:: What to do ::
Find the word "image" in the listing; pull out each line holding it.

:: Dataset rows ::
>> START
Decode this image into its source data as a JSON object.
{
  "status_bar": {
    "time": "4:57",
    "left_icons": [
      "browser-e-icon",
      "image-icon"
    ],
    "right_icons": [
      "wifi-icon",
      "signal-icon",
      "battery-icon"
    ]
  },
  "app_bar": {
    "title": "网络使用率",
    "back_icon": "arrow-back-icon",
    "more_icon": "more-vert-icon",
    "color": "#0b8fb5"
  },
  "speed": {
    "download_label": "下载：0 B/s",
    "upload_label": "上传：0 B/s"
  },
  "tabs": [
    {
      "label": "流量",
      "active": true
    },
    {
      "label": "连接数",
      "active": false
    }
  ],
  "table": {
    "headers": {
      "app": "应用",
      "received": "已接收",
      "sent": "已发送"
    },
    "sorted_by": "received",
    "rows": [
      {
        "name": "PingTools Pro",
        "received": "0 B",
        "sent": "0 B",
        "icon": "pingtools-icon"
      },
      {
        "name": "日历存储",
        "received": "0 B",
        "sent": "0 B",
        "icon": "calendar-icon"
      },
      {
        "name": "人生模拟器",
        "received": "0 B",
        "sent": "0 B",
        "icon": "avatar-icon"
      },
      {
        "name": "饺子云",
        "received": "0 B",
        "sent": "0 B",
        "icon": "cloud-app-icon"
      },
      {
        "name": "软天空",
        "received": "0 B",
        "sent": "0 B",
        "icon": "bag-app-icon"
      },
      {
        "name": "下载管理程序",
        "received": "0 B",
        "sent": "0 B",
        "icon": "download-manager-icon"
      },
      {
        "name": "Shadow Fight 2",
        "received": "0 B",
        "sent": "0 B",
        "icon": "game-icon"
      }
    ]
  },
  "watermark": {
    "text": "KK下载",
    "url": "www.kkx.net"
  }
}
>> END
>> START
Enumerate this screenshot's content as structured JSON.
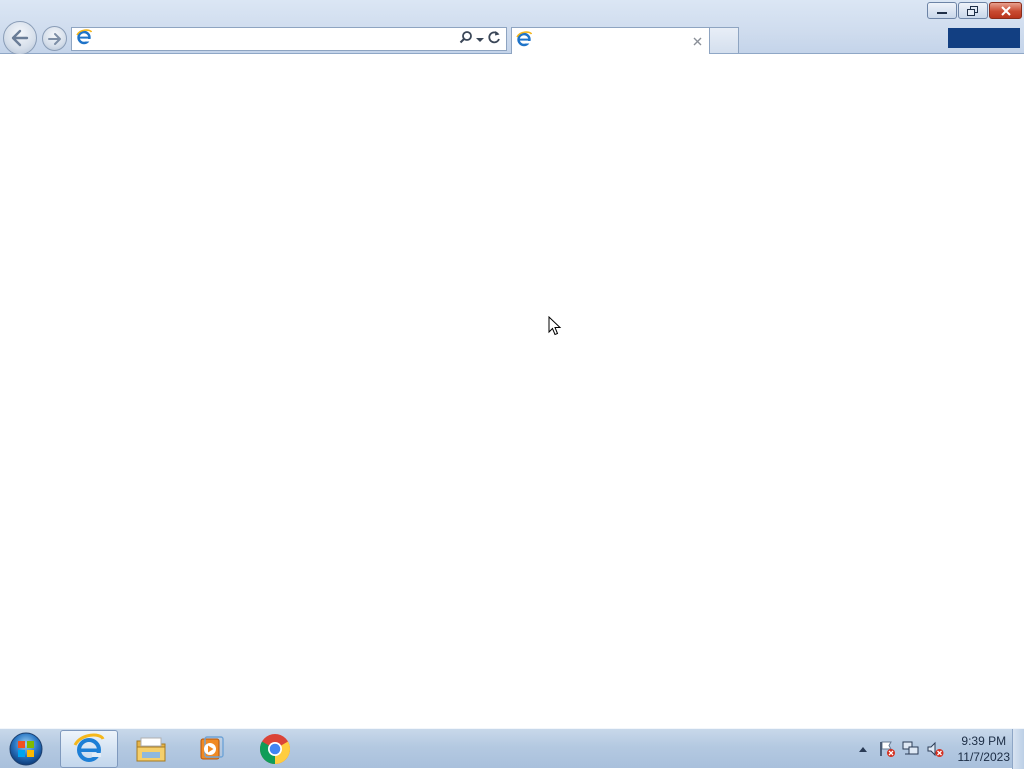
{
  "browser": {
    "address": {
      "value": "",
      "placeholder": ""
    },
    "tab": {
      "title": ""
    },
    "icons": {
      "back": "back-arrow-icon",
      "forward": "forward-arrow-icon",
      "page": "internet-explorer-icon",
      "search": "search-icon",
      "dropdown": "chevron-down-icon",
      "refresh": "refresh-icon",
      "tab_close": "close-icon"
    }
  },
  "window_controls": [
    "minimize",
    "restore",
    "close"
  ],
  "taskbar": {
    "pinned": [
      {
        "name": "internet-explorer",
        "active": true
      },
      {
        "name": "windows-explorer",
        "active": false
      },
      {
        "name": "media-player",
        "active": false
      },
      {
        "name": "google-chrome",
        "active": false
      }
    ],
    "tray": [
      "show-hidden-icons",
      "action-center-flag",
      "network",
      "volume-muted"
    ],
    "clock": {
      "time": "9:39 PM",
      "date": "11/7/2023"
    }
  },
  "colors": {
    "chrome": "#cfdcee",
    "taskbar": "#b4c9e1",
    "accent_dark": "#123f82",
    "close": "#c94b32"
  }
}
>> END
:: Expected answer ::
Decode this image into its source data as a JSON object.
      "image-icon"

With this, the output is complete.